══ DATA EXTRACT ══

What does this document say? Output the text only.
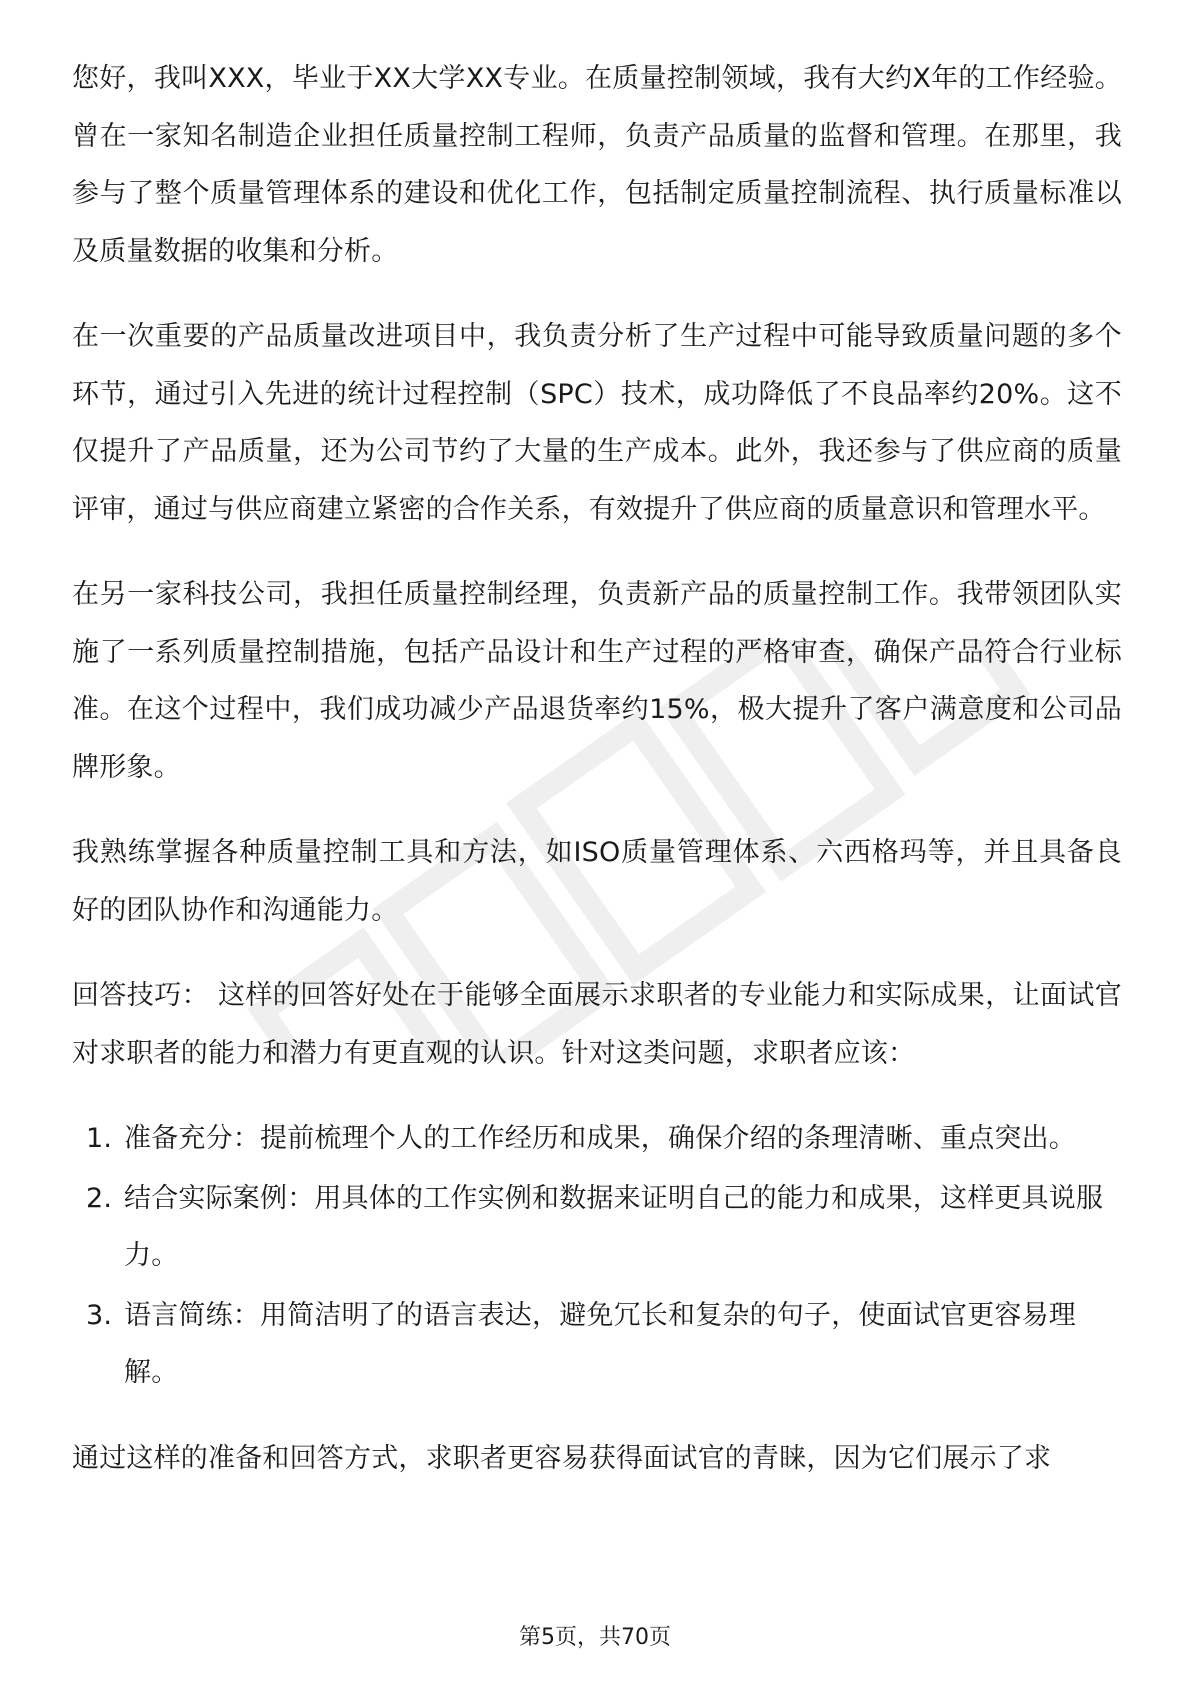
您好，我叫XXX，毕业于XX大学XX专业。在质量控制领域，我有大约X年的工作经验。曾在一家知名制造企业担任质量控制工程师，负责产品质量的监督和管理。在那里，我参与了整个质量管理体系的建设和优化工作，包括制定质量控制流程、执行质量标准以及质量数据的收集和分析。

在一次重要的产品质量改进项目中，我负责分析了生产过程中可能导致质量问题的多个环节，通过引入先进的统计过程控制（SPC）技术，成功降低了不良品率约20%。这不仅提升了产品质量，还为公司节约了大量的生产成本。此外，我还参与了供应商的质量评审，通过与供应商建立紧密的合作关系，有效提升了供应商的质量意识和管理水平。

在另一家科技公司，我担任质量控制经理，负责新产品的质量控制工作。我带领团队实施了一系列质量控制措施，包括产品设计和生产过程的严格审查，确保产品符合行业标准。在这个过程中，我们成功减少产品退货率约15%，极大提升了客户满意度和公司品牌形象。

我熟练掌握各种质量控制工具和方法，如ISO质量管理体系、六西格玛等，并且具备良好的团队协作和沟通能力。

回答技巧： 这样的回答好处在于能够全面展示求职者的专业能力和实际成果，让面试官对求职者的能力和潜力有更直观的认识。针对这类问题，求职者应该：

1. 准备充分：提前梳理个人的工作经历和成果，确保介绍的条理清晰、重点突出。
2. 结合实际案例：用具体的工作实例和数据来证明自己的能力和成果，这样更具说服力。
3. 语言简练：用简洁明了的语言表达，避免冗长和复杂的句子，使面试官更容易理解。

通过这样的准备和回答方式，求职者更容易获得面试官的青睐，因为它们展示了求

第5页，共70页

═══

- OBJECTIVE -
Transcribe the full listing above exactly as it stands, minus the pictures.

- RESPONSE TO THE TASK -
What does this document say? Output the text only.
您好，我叫XXX，毕业于XX大学XX专业。在质量控制领域，我有大约X年的工作经验。曾在一家知名制造企业担任质量控制工程师，负责产品质量的监督和管理。在那里，我参与了整个质量管理体系的建设和优化工作，包括制定质量控制流程、执行质量标准以及质量数据的收集和分析。

在一次重要的产品质量改进项目中，我负责分析了生产过程中可能导致质量问题的多个环节，通过引入先进的统计过程控制（SPC）技术，成功降低了不良品率约20%。这不仅提升了产品质量，还为公司节约了大量的生产成本。此外，我还参与了供应商的质量评审，通过与供应商建立紧密的合作关系，有效提升了供应商的质量意识和管理水平。

在另一家科技公司，我担任质量控制经理，负责新产品的质量控制工作。我带领团队实施了一系列质量控制措施，包括产品设计和生产过程的严格审查，确保产品符合行业标准。在这个过程中，我们成功减少产品退货率约15%，极大提升了客户满意度和公司品牌形象。

我熟练掌握各种质量控制工具和方法，如ISO质量管理体系、六西格玛等，并且具备良好的团队协作和沟通能力。

回答技巧： 这样的回答好处在于能够全面展示求职者的专业能力和实际成果，让面试官对求职者的能力和潜力有更直观的认识。针对这类问题，求职者应该：

1. 准备充分：提前梳理个人的工作经历和成果，确保介绍的条理清晰、重点突出。
2. 结合实际案例：用具体的工作实例和数据来证明自己的能力和成果，这样更具说服力。
3. 语言简练：用简洁明了的语言表达，避免冗长和复杂的句子，使面试官更容易理解。

通过这样的准备和回答方式，求职者更容易获得面试官的青睐，因为它们展示了求

第5页，共70页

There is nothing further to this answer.